*DATASET CONTENT:*
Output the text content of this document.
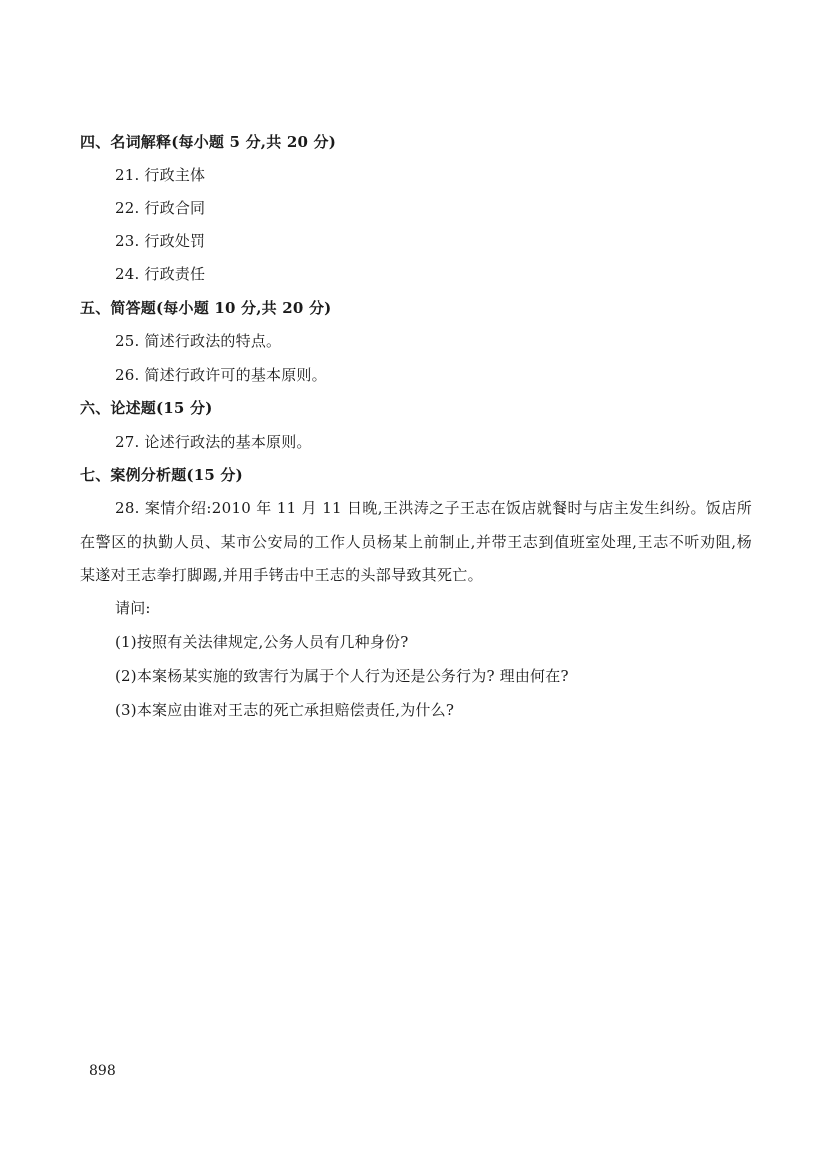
四、名词解释(每小题 5 分,共 20 分)
21. 行政主体
22. 行政合同
23. 行政处罚
24. 行政责任
五、简答题(每小题 10 分,共 20 分)
25. 简述行政法的特点。
26. 简述行政许可的基本原则。
六、论述题(15 分)
27. 论述行政法的基本原则。
七、案例分析题(15 分)
28. 案情介绍:2010 年 11 月 11 日晚,王洪涛之子王志在饭店就餐时与店主发生纠纷。饭店所在警区的执勤人员、某市公安局的工作人员杨某上前制止,并带王志到值班室处理,王志不听劝阻,杨某遂对王志拳打脚踢,并用手铐击中王志的头部导致其死亡。
请问:
(1)按照有关法律规定,公务人员有几种身份?
(2)本案杨某实施的致害行为属于个人行为还是公务行为? 理由何在?
(3)本案应由谁对王志的死亡承担赔偿责任,为什么?
898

*DIRECTIONS FOR THIS TASK:*
Pictures in the records above should not be copied. Repeat everything else exactly.

*ANSWER BELOW:*
Output the text content of this document.
四、名词解释(每小题 5 分,共 20 分)
21. 行政主体
22. 行政合同
23. 行政处罚
24. 行政责任
五、简答题(每小题 10 分,共 20 分)
25. 简述行政法的特点。
26. 简述行政许可的基本原则。
六、论述题(15 分)
27. 论述行政法的基本原则。
七、案例分析题(15 分)
28. 案情介绍:2010 年 11 月 11 日晚,王洪涛之子王志在饭店就餐时与店主发生纠纷。饭店所在警区的执勤人员、某市公安局的工作人员杨某上前制止,并带王志到值班室处理,王志不听劝阻,杨某遂对王志拳打脚踢,并用手铐击中王志的头部导致其死亡。
请问:
(1)按照有关法律规定,公务人员有几种身份?
(2)本案杨某实施的致害行为属于个人行为还是公务行为? 理由何在?
(3)本案应由谁对王志的死亡承担赔偿责任,为什么?
898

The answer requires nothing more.